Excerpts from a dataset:
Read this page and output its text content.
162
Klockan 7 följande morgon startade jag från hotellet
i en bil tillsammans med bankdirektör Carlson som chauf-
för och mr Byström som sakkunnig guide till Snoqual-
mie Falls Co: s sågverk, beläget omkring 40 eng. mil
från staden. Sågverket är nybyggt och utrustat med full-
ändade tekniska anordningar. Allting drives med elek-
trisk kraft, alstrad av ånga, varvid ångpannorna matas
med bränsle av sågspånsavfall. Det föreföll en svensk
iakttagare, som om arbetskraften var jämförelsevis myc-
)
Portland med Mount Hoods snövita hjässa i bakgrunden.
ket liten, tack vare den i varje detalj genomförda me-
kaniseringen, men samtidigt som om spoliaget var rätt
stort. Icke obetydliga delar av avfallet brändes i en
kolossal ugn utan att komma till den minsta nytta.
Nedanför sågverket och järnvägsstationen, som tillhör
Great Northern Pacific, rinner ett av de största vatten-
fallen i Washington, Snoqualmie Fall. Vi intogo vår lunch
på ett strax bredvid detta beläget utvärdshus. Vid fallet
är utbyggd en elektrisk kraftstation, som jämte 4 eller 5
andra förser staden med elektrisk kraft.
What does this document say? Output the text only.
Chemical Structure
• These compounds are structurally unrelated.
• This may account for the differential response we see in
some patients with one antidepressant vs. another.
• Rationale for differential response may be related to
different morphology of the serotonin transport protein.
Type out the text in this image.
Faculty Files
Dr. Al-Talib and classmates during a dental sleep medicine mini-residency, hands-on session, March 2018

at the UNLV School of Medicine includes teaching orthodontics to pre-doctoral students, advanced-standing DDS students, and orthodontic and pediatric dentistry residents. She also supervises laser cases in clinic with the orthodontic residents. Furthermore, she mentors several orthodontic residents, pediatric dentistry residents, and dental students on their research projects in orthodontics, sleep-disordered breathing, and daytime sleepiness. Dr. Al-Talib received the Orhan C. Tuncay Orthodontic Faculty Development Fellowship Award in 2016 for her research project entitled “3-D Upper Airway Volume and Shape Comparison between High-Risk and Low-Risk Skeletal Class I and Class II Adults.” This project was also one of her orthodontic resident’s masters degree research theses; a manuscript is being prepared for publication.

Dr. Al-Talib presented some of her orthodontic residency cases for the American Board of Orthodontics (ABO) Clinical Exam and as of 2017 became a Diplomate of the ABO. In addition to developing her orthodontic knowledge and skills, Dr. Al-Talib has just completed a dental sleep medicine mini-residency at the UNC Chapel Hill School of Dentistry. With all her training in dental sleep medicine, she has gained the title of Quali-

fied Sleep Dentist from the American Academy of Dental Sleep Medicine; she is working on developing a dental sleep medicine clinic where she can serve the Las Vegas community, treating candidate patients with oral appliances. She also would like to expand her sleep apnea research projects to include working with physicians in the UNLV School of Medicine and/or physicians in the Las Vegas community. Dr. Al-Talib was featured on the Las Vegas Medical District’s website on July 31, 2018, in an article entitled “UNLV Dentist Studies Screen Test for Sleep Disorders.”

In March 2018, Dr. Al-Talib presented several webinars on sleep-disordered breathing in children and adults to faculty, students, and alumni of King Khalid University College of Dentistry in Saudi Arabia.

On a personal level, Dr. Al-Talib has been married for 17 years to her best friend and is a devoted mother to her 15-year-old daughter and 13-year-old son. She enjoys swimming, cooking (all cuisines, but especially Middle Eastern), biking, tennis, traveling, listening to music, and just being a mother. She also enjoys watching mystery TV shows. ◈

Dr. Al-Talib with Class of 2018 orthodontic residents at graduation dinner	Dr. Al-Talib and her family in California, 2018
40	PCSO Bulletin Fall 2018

**Exercise description**
Give only the number of lines in the entries above that contain the string "text".

**Solution for this problem**
3